» WHAT TO WORK ON: Would you repeat the listing exactly but omit every picture?

* START DATA FOR THE TASK *

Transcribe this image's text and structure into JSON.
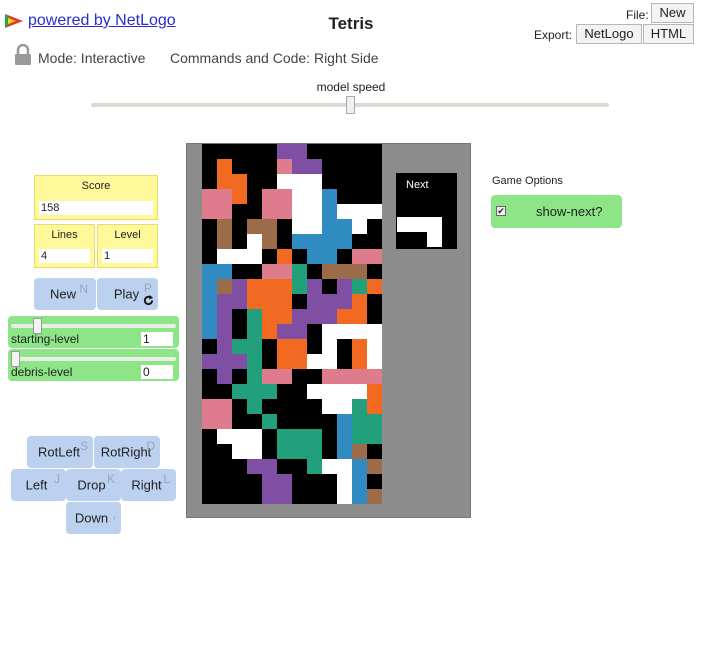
{
  "header": {
    "powered_by": "powered by NetLogo",
    "title": "Tetris",
    "file_label": "File:",
    "export_label": "Export:",
    "new_button": "New",
    "netlogo_button": "NetLogo",
    "html_button": "HTML",
    "mode": "Mode: Interactive",
    "commands": "Commands and Code: Right Side"
  },
  "speed": {
    "label": "model speed",
    "value": 0.5
  },
  "monitors": {
    "score": {
      "label": "Score",
      "value": "158"
    },
    "lines": {
      "label": "Lines",
      "value": "4"
    },
    "level": {
      "label": "Level",
      "value": "1"
    }
  },
  "buttons": {
    "new": {
      "label": "New",
      "key": "N"
    },
    "play": {
      "label": "Play",
      "key": "P"
    },
    "rotleft": {
      "label": "RotLeft",
      "key": "S"
    },
    "rotright": {
      "label": "RotRight",
      "key": "D"
    },
    "left": {
      "label": "Left",
      "key": "J"
    },
    "drop": {
      "label": "Drop",
      "key": "K"
    },
    "right": {
      "label": "Right",
      "key": "L"
    },
    "down": {
      "label": "Down",
      "key": ","
    }
  },
  "sliders": {
    "starting_level": {
      "label": "starting-level",
      "value": "1",
      "fraction": 0.14
    },
    "debris_level": {
      "label": "debris-level",
      "value": "0",
      "fraction": 0.0
    }
  },
  "game_options": {
    "label": "Game Options",
    "show_next": {
      "label": "show-next?",
      "checked": true
    }
  },
  "next_label": "Next",
  "colors": {
    "K": "#000000",
    "W": "#ffffff",
    "P": "#7e4fa3",
    "R": "#de7b8d",
    "O": "#f26a22",
    "B": "#2f8bc0",
    "N": "#9c6b49",
    "G": "#22a07c",
    "view_bg": "#8d8d8d",
    "monitor": "#fff89b",
    "button": "#bcd0f0",
    "slider": "#8de587"
  },
  "board": [
    "KKKKKPPKKKKK",
    "KOKKKRPPKKKK",
    "KOOKKWWWKKKK",
    "RROKRRWWBKKK",
    "RRKKRRWWBWWW",
    "KNKNNKWWBBWK",
    "KNKWNKBBBBKK",
    "KWWWKOKBBKRR",
    "BBKKRRGKNNNK",
    "BNPOOOGPKPGO",
    "BPPOOOKPPPOK",
    "BPKGOOPPPOOK",
    "BPKGOPPKWWWW",
    "KPGGKOOKWKOW",
    "PPPGKOOWWKOW",
    "KPKGRRKKRRRR",
    "KKGGGKKWWWWO",
    "RRKGKKKKWWGO",
    "RRKKGKKKKBGG",
    "KWWWKGGGKBGG",
    "KKWWKGGGKBNK",
    "KKKPPKKGWWBN",
    "KKKKPPKKKWBK",
    "KKKKPPKKKWBN",
    "NNKKPPKNNKKN",
    "NNKKPPKNNBBB",
    "NKKKKPPKKKKK",
    "NPKKPGGKKKKO",
    "KPPKKKGKKKOO",
    "KPPKKKGKKKOK"
  ],
  "next_piece": [
    "KKKK",
    "WWWK",
    "KKWK"
  ]
}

* END DATA FOR THE TASK *

» FULL ANSWER:
Transcribe this image's text and structure into JSON.
{
  "header": {
    "powered_by": "powered by NetLogo",
    "title": "Tetris",
    "file_label": "File:",
    "export_label": "Export:",
    "new_button": "New",
    "netlogo_button": "NetLogo",
    "html_button": "HTML",
    "mode": "Mode: Interactive",
    "commands": "Commands and Code: Right Side"
  },
  "speed": {
    "label": "model speed",
    "value": 0.5
  },
  "monitors": {
    "score": {
      "label": "Score",
      "value": "158"
    },
    "lines": {
      "label": "Lines",
      "value": "4"
    },
    "level": {
      "label": "Level",
      "value": "1"
    }
  },
  "buttons": {
    "new": {
      "label": "New",
      "key": "N"
    },
    "play": {
      "label": "Play",
      "key": "P"
    },
    "rotleft": {
      "label": "RotLeft",
      "key": "S"
    },
    "rotright": {
      "label": "RotRight",
      "key": "D"
    },
    "left": {
      "label": "Left",
      "key": "J"
    },
    "drop": {
      "label": "Drop",
      "key": "K"
    },
    "right": {
      "label": "Right",
      "key": "L"
    },
    "down": {
      "label": "Down",
      "key": ","
    }
  },
  "sliders": {
    "starting_level": {
      "label": "starting-level",
      "value": "1",
      "fraction": 0.14
    },
    "debris_level": {
      "label": "debris-level",
      "value": "0",
      "fraction": 0.0
    }
  },
  "game_options": {
    "label": "Game Options",
    "show_next": {
      "label": "show-next?",
      "checked": true
    }
  },
  "next_label": "Next",
  "colors": {
    "K": "#000000",
    "W": "#ffffff",
    "P": "#7e4fa3",
    "R": "#de7b8d",
    "O": "#f26a22",
    "B": "#2f8bc0",
    "N": "#9c6b49",
    "G": "#22a07c",
    "view_bg": "#8d8d8d",
    "monitor": "#fff89b",
    "button": "#bcd0f0",
    "slider": "#8de587"
  },
  "board": [
    "KKKKKPPKKKKK",
    "KOKKKRPPKKKK",
    "KOOKKWWWKKKK",
    "RROKRRWWBKKK",
    "RRKKRRWWBWWW",
    "KNKNNKWWBBWK",
    "KNKWNKBBBBKK",
    "KWWWKOKBBKRR",
    "BBKKRRGKNNNK",
    "BNPOOOGPKPGO",
    "BPPOOOKPPPOK",
    "BPKGOOPPPOOK",
    "BPKGOPPKWWWW",
    "KPGGKOOKWKOW",
    "PPPGKOOWWKOW",
    "KPKGRRKKRRRR",
    "KKGGGKKWWWWO",
    "RRKGKKKKWWGO",
    "RRKKGKKKKBGG",
    "KWWWKGGGKBGG",
    "KKWWKGGGKBNK",
    "KKKPPKKGWWBN",
    "KKKKPPKKKWBK",
    "KKKKPPKKKWBN",
    "NNKKPPKNNKKN",
    "NNKKPPKNNBBB",
    "NKKKKPPKKKKK",
    "NPKKPGGKKKKO",
    "KPPKKKGKKKOO",
    "KPPKKKGKKKOK"
  ],
  "next_piece": [
    "KKKK",
    "WWWK",
    "KKWK"
  ]
}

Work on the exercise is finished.